Problem requirements -
Give all of the lines again, with nothing added or dropped.

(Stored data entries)
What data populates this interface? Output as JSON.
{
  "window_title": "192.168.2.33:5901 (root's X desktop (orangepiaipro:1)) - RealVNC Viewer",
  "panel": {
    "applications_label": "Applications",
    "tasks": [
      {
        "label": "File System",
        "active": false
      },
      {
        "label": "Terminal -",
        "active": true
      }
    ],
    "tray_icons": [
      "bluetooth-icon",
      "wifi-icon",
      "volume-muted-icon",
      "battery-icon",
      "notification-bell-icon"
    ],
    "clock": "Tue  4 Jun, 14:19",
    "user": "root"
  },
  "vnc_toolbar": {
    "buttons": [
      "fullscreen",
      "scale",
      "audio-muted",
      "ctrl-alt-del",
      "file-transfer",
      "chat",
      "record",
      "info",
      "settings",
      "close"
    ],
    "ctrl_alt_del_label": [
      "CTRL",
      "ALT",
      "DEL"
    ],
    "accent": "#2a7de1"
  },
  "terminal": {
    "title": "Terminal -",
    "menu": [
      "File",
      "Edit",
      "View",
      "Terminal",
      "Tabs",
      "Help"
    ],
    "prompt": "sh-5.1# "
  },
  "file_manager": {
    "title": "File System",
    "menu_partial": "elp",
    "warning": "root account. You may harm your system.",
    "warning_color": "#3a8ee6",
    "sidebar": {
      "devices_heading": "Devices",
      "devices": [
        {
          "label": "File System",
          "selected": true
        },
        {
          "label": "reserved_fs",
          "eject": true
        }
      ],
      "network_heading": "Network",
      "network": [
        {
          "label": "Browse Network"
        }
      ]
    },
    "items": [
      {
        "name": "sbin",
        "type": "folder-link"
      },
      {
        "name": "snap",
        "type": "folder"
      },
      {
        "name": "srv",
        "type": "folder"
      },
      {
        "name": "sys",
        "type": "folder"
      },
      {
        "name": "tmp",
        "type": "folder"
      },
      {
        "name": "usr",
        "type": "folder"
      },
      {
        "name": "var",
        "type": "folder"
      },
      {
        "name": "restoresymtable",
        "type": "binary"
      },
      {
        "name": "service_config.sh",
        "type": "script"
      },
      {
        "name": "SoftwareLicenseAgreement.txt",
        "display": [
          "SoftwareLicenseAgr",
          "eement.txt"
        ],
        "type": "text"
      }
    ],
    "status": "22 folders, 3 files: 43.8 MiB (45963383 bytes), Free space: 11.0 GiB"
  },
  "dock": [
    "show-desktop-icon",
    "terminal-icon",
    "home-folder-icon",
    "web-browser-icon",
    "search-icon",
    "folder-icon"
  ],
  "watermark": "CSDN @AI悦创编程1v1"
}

Answer for the task -
What data populates this interface? Output as JSON.
{
  "window_title": "192.168.2.33:5901 (root's X desktop (orangepiaipro:1)) - RealVNC Viewer",
  "panel": {
    "applications_label": "Applications",
    "tasks": [
      {
        "label": "File System",
        "active": false
      },
      {
        "label": "Terminal -",
        "active": true
      }
    ],
    "tray_icons": [
      "bluetooth-icon",
      "wifi-icon",
      "volume-muted-icon",
      "battery-icon",
      "notification-bell-icon"
    ],
    "clock": "Tue  4 Jun, 14:19",
    "user": "root"
  },
  "vnc_toolbar": {
    "buttons": [
      "fullscreen",
      "scale",
      "audio-muted",
      "ctrl-alt-del",
      "file-transfer",
      "chat",
      "record",
      "info",
      "settings",
      "close"
    ],
    "ctrl_alt_del_label": [
      "CTRL",
      "ALT",
      "DEL"
    ],
    "accent": "#2a7de1"
  },
  "terminal": {
    "title": "Terminal -",
    "menu": [
      "File",
      "Edit",
      "View",
      "Terminal",
      "Tabs",
      "Help"
    ],
    "prompt": "sh-5.1# "
  },
  "file_manager": {
    "title": "File System",
    "menu_partial": "elp",
    "warning": "root account. You may harm your system.",
    "warning_color": "#3a8ee6",
    "sidebar": {
      "devices_heading": "Devices",
      "devices": [
        {
          "label": "File System",
          "selected": true
        },
        {
          "label": "reserved_fs",
          "eject": true
        }
      ],
      "network_heading": "Network",
      "network": [
        {
          "label": "Browse Network"
        }
      ]
    },
    "items": [
      {
        "name": "sbin",
        "type": "folder-link"
      },
      {
        "name": "snap",
        "type": "folder"
      },
      {
        "name": "srv",
        "type": "folder"
      },
      {
        "name": "sys",
        "type": "folder"
      },
      {
        "name": "tmp",
        "type": "folder"
      },
      {
        "name": "usr",
        "type": "folder"
      },
      {
        "name": "var",
        "type": "folder"
      },
      {
        "name": "restoresymtable",
        "type": "binary"
      },
      {
        "name": "service_config.sh",
        "type": "script"
      },
      {
        "name": "SoftwareLicenseAgreement.txt",
        "display": [
          "SoftwareLicenseAgr",
          "eement.txt"
        ],
        "type": "text"
      }
    ],
    "status": "22 folders, 3 files: 43.8 MiB (45963383 bytes), Free space: 11.0 GiB"
  },
  "dock": [
    "show-desktop-icon",
    "terminal-icon",
    "home-folder-icon",
    "web-browser-icon",
    "search-icon",
    "folder-icon"
  ],
  "watermark": "CSDN @AI悦创编程1v1"
}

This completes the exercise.